======== Record list ========

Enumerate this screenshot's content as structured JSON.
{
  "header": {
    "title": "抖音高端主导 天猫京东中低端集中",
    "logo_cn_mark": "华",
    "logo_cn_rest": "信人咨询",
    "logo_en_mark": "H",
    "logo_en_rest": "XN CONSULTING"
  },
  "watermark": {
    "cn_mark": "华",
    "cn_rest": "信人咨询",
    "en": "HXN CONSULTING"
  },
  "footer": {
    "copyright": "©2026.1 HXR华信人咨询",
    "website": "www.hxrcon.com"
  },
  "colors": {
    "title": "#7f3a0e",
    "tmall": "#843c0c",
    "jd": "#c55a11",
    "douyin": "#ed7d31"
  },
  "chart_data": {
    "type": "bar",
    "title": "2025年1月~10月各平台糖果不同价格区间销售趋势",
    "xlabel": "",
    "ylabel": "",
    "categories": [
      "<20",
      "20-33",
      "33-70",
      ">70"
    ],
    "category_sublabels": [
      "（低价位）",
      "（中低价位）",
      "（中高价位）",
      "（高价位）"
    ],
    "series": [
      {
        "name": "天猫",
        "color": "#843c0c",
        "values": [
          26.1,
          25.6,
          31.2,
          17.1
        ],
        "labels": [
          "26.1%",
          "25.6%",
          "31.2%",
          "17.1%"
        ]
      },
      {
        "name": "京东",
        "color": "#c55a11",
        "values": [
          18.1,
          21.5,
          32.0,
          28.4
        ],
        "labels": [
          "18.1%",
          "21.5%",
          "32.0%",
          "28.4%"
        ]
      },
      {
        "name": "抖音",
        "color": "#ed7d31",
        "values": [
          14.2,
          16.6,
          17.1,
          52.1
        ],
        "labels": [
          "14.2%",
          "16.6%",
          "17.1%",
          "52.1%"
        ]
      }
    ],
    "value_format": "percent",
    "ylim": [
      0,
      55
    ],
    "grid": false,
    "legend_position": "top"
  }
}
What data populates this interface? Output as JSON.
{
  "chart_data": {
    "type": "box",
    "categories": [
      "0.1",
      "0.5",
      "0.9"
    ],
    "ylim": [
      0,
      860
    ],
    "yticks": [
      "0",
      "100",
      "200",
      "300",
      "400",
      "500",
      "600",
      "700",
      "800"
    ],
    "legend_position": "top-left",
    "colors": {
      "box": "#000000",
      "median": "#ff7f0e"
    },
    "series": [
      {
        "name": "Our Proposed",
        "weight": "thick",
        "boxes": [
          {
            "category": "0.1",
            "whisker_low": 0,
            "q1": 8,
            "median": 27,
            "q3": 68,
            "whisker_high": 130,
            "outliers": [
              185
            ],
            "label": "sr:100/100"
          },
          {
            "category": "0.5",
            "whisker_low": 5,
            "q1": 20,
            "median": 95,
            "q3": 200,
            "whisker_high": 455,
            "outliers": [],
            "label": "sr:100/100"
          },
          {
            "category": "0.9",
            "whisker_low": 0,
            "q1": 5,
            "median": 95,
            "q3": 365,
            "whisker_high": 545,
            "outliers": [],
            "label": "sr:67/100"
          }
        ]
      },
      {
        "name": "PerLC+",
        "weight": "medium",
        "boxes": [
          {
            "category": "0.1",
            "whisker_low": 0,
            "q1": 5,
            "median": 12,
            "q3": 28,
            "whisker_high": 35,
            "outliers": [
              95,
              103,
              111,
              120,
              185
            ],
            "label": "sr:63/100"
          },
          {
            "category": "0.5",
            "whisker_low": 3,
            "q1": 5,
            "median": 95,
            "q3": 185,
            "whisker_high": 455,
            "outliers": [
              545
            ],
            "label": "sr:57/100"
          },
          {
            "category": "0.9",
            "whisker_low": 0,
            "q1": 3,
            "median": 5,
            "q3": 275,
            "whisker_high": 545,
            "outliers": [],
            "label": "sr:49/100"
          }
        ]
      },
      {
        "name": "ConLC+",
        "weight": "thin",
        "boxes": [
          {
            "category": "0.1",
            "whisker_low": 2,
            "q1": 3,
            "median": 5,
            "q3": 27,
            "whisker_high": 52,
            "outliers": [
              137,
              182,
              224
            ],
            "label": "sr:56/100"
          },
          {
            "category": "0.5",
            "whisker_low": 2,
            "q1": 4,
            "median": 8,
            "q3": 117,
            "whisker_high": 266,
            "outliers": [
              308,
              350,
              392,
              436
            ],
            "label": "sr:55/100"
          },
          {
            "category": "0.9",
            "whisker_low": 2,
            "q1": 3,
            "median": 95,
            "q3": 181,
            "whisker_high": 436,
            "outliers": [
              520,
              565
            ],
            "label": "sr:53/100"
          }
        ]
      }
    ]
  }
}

========

Repeat every line of the records above exactly.

Reply
Enumerate this screenshot's content as structured JSON.
{
  "header": {
    "title": "抖音高端主导 天猫京东中低端集中",
    "logo_cn_mark": "华",
    "logo_cn_rest": "信人咨询",
    "logo_en_mark": "H",
    "logo_en_rest": "XN CONSULTING"
  },
  "watermark": {
    "cn_mark": "华",
    "cn_rest": "信人咨询",
    "en": "HXN CONSULTING"
  },
  "footer": {
    "copyright": "©2026.1 HXR华信人咨询",
    "website": "www.hxrcon.com"
  },
  "colors": {
    "title": "#7f3a0e",
    "tmall": "#843c0c",
    "jd": "#c55a11",
    "douyin": "#ed7d31"
  },
  "chart_data": {
    "type": "bar",
    "title": "2025年1月~10月各平台糖果不同价格区间销售趋势",
    "xlabel": "",
    "ylabel": "",
    "categories": [
      "<20",
      "20-33",
      "33-70",
      ">70"
    ],
    "category_sublabels": [
      "（低价位）",
      "（中低价位）",
      "（中高价位）",
      "（高价位）"
    ],
    "series": [
      {
        "name": "天猫",
        "color": "#843c0c",
        "values": [
          26.1,
          25.6,
          31.2,
          17.1
        ],
        "labels": [
          "26.1%",
          "25.6%",
          "31.2%",
          "17.1%"
        ]
      },
      {
        "name": "京东",
        "color": "#c55a11",
        "values": [
          18.1,
          21.5,
          32.0,
          28.4
        ],
        "labels": [
          "18.1%",
          "21.5%",
          "32.0%",
          "28.4%"
        ]
      },
      {
        "name": "抖音",
        "color": "#ed7d31",
        "values": [
          14.2,
          16.6,
          17.1,
          52.1
        ],
        "labels": [
          "14.2%",
          "16.6%",
          "17.1%",
          "52.1%"
        ]
      }
    ],
    "value_format": "percent",
    "ylim": [
      0,
      55
    ],
    "grid": false,
    "legend_position": "top"
  }
}
What data populates this interface? Output as JSON.
{
  "chart_data": {
    "type": "box",
    "categories": [
      "0.1",
      "0.5",
      "0.9"
    ],
    "ylim": [
      0,
      860
    ],
    "yticks": [
      "0",
      "100",
      "200",
      "300",
      "400",
      "500",
      "600",
      "700",
      "800"
    ],
    "legend_position": "top-left",
    "colors": {
      "box": "#000000",
      "median": "#ff7f0e"
    },
    "series": [
      {
        "name": "Our Proposed",
        "weight": "thick",
        "boxes": [
          {
            "category": "0.1",
            "whisker_low": 0,
            "q1": 8,
            "median": 27,
            "q3": 68,
            "whisker_high": 130,
            "outliers": [
              185
            ],
            "label": "sr:100/100"
          },
          {
            "category": "0.5",
            "whisker_low": 5,
            "q1": 20,
            "median": 95,
            "q3": 200,
            "whisker_high": 455,
            "outliers": [],
            "label": "sr:100/100"
          },
          {
            "category": "0.9",
            "whisker_low": 0,
            "q1": 5,
            "median": 95,
            "q3": 365,
            "whisker_high": 545,
            "outliers": [],
            "label": "sr:67/100"
          }
        ]
      },
      {
        "name": "PerLC+",
        "weight": "medium",
        "boxes": [
          {
            "category": "0.1",
            "whisker_low": 0,
            "q1": 5,
            "median": 12,
            "q3": 28,
            "whisker_high": 35,
            "outliers": [
              95,
              103,
              111,
              120,
              185
            ],
            "label": "sr:63/100"
          },
          {
            "category": "0.5",
            "whisker_low": 3,
            "q1": 5,
            "median": 95,
            "q3": 185,
            "whisker_high": 455,
            "outliers": [
              545
            ],
            "label": "sr:57/100"
          },
          {
            "category": "0.9",
            "whisker_low": 0,
            "q1": 3,
            "median": 5,
            "q3": 275,
            "whisker_high": 545,
            "outliers": [],
            "label": "sr:49/100"
          }
        ]
      },
      {
        "name": "ConLC+",
        "weight": "thin",
        "boxes": [
          {
            "category": "0.1",
            "whisker_low": 2,
            "q1": 3,
            "median": 5,
            "q3": 27,
            "whisker_high": 52,
            "outliers": [
              137,
              182,
              224
            ],
            "label": "sr:56/100"
          },
          {
            "category": "0.5",
            "whisker_low": 2,
            "q1": 4,
            "median": 8,
            "q3": 117,
            "whisker_high": 266,
            "outliers": [
              308,
              350,
              392,
              436
            ],
            "label": "sr:55/100"
          },
          {
            "category": "0.9",
            "whisker_low": 2,
            "q1": 3,
            "median": 95,
            "q3": 181,
            "whisker_high": 436,
            "outliers": [
              520,
              565
            ],
            "label": "sr:53/100"
          }
        ]
      }
    ]
  }
}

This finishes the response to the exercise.